■ **Your task**
Report each line in the items below that contains the string "project", copying the lines in full.

■ **Source data**
..........
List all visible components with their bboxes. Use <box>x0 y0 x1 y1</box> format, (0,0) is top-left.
..........
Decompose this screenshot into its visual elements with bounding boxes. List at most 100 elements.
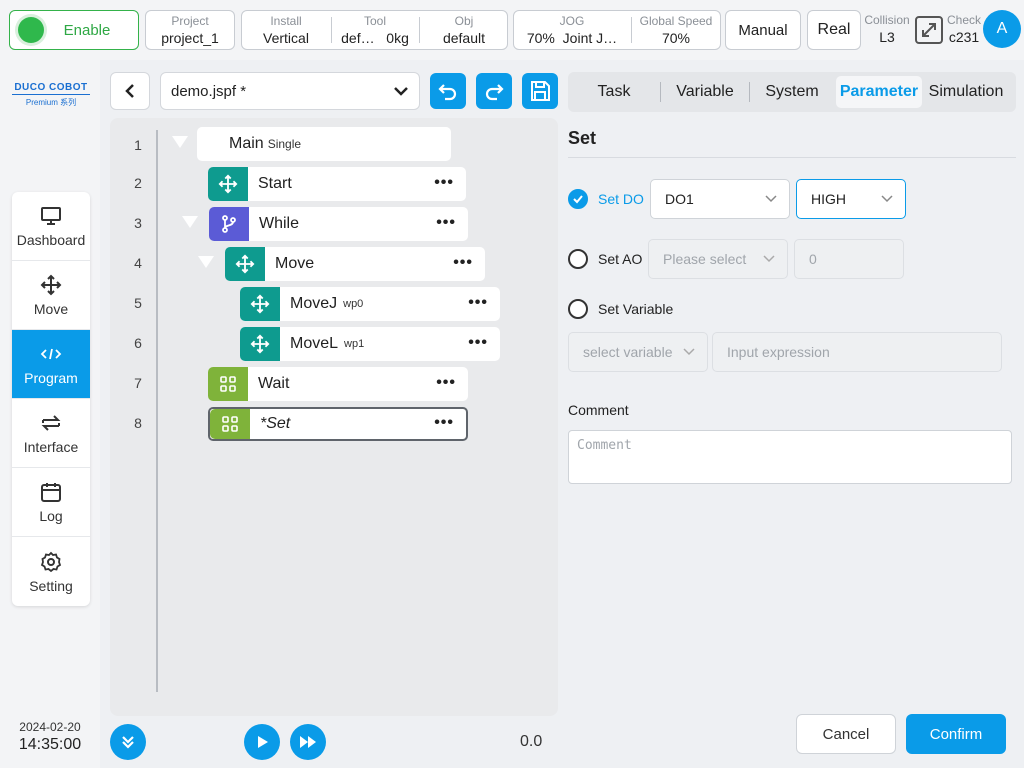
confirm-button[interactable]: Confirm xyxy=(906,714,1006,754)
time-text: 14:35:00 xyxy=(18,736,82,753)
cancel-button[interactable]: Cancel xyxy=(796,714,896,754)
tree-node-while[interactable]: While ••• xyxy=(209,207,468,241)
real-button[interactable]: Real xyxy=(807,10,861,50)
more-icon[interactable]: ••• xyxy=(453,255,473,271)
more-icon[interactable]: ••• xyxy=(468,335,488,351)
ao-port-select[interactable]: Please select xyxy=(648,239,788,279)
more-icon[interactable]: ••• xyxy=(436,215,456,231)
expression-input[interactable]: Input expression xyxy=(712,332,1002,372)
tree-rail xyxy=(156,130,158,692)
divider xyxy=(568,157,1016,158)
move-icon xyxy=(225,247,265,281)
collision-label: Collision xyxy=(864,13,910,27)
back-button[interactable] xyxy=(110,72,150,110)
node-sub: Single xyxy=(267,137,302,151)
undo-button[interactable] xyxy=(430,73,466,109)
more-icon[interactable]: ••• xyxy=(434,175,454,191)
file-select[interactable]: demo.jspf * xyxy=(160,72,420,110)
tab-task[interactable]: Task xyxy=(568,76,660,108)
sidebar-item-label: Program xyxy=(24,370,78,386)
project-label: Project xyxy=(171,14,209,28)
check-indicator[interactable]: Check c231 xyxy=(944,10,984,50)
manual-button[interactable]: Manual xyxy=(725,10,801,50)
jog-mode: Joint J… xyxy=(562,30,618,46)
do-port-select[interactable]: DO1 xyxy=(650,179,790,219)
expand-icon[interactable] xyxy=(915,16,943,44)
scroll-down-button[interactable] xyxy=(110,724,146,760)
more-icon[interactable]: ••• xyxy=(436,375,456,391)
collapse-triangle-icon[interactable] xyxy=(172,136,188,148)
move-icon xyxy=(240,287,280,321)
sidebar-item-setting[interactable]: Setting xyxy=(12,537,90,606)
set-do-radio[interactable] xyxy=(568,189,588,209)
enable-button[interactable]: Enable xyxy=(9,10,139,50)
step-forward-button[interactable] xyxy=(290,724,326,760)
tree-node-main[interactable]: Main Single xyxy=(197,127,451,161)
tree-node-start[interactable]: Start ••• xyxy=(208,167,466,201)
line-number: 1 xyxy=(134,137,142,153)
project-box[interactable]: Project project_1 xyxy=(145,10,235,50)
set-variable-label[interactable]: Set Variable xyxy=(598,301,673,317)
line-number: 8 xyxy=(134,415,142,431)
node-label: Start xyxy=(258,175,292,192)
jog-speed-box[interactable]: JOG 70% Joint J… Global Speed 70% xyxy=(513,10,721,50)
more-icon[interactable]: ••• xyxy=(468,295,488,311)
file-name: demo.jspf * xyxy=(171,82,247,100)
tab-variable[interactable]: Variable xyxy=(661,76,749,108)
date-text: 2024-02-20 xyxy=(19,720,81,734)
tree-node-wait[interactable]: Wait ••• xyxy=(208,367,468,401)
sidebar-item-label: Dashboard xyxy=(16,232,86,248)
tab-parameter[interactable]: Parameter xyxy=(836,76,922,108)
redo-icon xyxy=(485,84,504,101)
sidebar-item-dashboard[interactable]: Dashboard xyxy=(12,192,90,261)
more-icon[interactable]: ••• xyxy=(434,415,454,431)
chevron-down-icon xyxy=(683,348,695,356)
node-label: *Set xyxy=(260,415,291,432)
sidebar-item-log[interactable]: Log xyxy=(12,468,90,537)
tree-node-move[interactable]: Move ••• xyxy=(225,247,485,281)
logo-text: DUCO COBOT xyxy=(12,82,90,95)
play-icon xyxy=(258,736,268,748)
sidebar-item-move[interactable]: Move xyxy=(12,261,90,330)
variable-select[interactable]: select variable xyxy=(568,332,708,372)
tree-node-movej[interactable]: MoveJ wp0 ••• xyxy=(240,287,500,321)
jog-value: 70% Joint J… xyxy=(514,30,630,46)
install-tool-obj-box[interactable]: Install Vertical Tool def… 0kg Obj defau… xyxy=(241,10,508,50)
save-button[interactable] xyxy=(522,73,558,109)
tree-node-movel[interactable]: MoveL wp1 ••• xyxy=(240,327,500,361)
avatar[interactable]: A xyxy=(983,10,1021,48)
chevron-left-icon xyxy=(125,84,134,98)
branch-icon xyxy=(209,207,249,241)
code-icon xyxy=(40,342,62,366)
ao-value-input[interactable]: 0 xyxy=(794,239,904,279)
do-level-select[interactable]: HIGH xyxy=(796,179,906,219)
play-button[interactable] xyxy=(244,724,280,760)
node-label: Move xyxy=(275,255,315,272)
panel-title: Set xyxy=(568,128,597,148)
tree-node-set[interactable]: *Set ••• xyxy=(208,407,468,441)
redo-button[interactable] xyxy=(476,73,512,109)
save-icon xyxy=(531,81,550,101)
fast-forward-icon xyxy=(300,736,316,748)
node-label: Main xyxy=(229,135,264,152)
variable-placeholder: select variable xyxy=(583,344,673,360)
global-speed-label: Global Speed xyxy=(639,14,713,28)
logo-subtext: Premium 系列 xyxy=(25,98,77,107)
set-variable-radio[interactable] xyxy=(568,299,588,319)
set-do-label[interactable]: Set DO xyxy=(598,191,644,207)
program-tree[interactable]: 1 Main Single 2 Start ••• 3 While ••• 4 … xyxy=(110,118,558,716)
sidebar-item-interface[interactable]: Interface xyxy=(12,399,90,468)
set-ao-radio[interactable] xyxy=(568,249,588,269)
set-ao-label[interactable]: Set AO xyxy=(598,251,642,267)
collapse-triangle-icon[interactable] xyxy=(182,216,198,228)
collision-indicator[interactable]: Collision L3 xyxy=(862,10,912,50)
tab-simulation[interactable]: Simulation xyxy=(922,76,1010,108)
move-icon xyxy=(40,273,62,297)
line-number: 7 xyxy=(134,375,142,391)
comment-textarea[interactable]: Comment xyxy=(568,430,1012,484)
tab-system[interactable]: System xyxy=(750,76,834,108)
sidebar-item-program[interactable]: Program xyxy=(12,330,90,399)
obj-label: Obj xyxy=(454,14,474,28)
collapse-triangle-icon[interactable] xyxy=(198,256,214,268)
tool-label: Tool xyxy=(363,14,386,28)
..........
■ **Solution to this task**
project-label: Project xyxy=(171,14,209,28)
project-box[interactable]: Project project_1 xyxy=(145,10,235,50)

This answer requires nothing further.